**Task directions:** Output every entry exactly as written, but omit the pictures.

..............................

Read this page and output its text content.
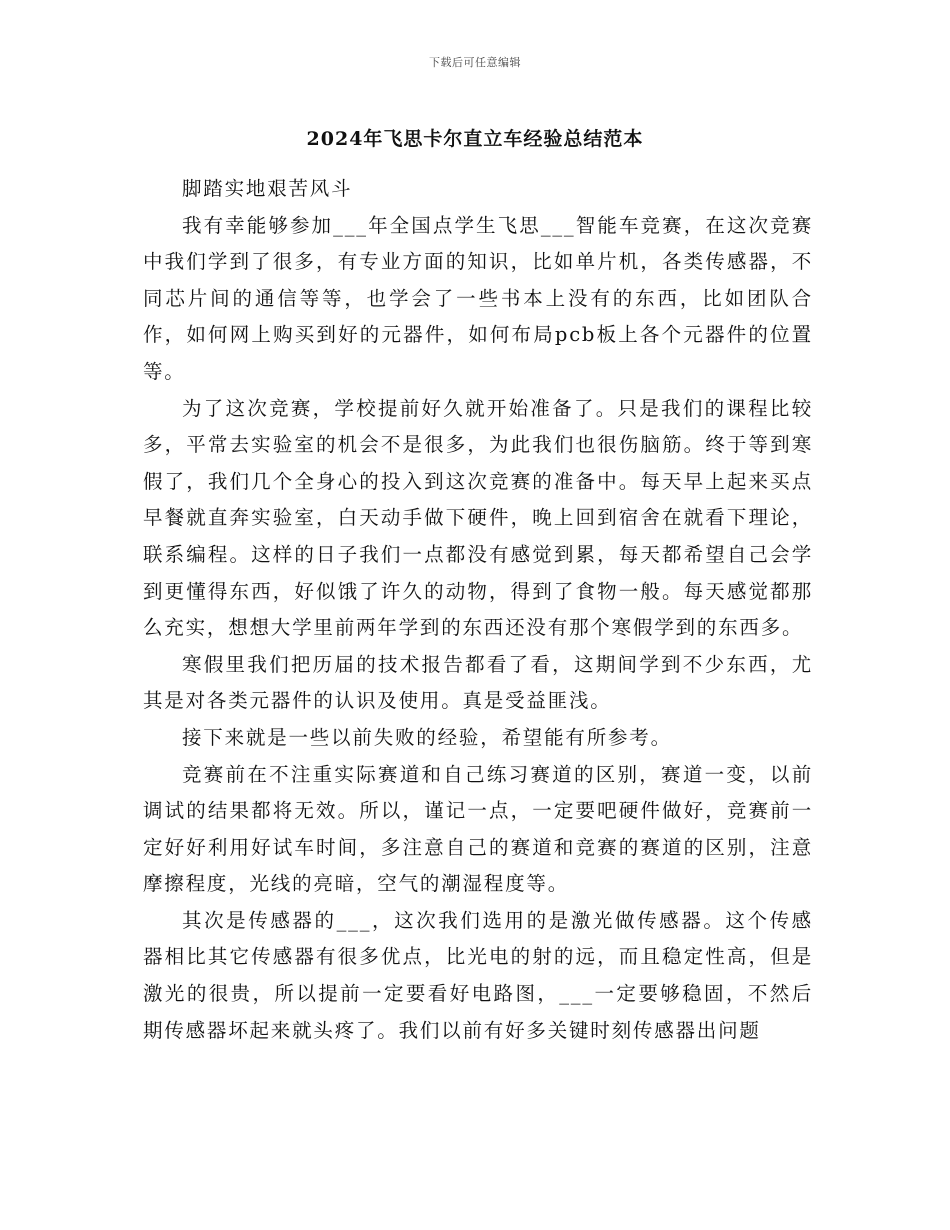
下载后可任意编辑
2024年飞思卡尔直立车经验总结范本

脚踏实地艰苦风斗

我有幸能够参加___年全国点学生飞思___智能车竞赛，在这次竞赛中我们学到了很多，有专业方面的知识，比如单片机，各类传感器，不同芯片间的通信等等，也学会了一些书本上没有的东西，比如团队合作，如何网上购买到好的元器件，如何布局pcb板上各个元器件的位置等。

为了这次竞赛，学校提前好久就开始准备了。只是我们的课程比较多，平常去实验室的机会不是很多，为此我们也很伤脑筋。终于等到寒假了，我们几个全身心的投入到这次竞赛的准备中。每天早上起来买点早餐就直奔实验室，白天动手做下硬件，晚上回到宿舍在就看下理论，联系编程。这样的日子我们一点都没有感觉到累，每天都希望自己会学到更懂得东西，好似饿了许久的动物，得到了食物一般。每天感觉都那么充实，想想大学里前两年学到的东西还没有那个寒假学到的东西多。

寒假里我们把历届的技术报告都看了看，这期间学到不少东西，尤其是对各类元器件的认识及使用。真是受益匪浅。

接下来就是一些以前失败的经验，希望能有所参考。

竞赛前在不注重实际赛道和自己练习赛道的区别，赛道一变，以前调试的结果都将无效。所以，谨记一点，一定要吧硬件做好，竞赛前一定好好利用好试车时间，多注意自己的赛道和竞赛的赛道的区别，注意摩擦程度，光线的亮暗，空气的潮湿程度等。

其次是传感器的___，这次我们选用的是激光做传感器。这个传感器相比其它传感器有很多优点，比光电的射的远，而且稳定性高，但是激光的很贵，所以提前一定要看好电路图，___一定要够稳固，不然后期传感器坏起来就头疼了。我们以前有好多关键时刻传感器出问题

..............................

**Output for this exercise:**
Read this page and output its text content.
下载后可任意编辑
2024年飞思卡尔直立车经验总结范本

脚踏实地艰苦风斗

我有幸能够参加___年全国点学生飞思___智能车竞赛，在这次竞赛中我们学到了很多，有专业方面的知识，比如单片机，各类传感器，不同芯片间的通信等等，也学会了一些书本上没有的东西，比如团队合作，如何网上购买到好的元器件，如何布局pcb板上各个元器件的位置等。

为了这次竞赛，学校提前好久就开始准备了。只是我们的课程比较多，平常去实验室的机会不是很多，为此我们也很伤脑筋。终于等到寒假了，我们几个全身心的投入到这次竞赛的准备中。每天早上起来买点早餐就直奔实验室，白天动手做下硬件，晚上回到宿舍在就看下理论，联系编程。这样的日子我们一点都没有感觉到累，每天都希望自己会学到更懂得东西，好似饿了许久的动物，得到了食物一般。每天感觉都那么充实，想想大学里前两年学到的东西还没有那个寒假学到的东西多。

寒假里我们把历届的技术报告都看了看，这期间学到不少东西，尤其是对各类元器件的认识及使用。真是受益匪浅。

接下来就是一些以前失败的经验，希望能有所参考。

竞赛前在不注重实际赛道和自己练习赛道的区别，赛道一变，以前调试的结果都将无效。所以，谨记一点，一定要吧硬件做好，竞赛前一定好好利用好试车时间，多注意自己的赛道和竞赛的赛道的区别，注意摩擦程度，光线的亮暗，空气的潮湿程度等。

其次是传感器的___，这次我们选用的是激光做传感器。这个传感器相比其它传感器有很多优点，比光电的射的远，而且稳定性高，但是激光的很贵，所以提前一定要看好电路图，___一定要够稳固，不然后期传感器坏起来就头疼了。我们以前有好多关键时刻传感器出问题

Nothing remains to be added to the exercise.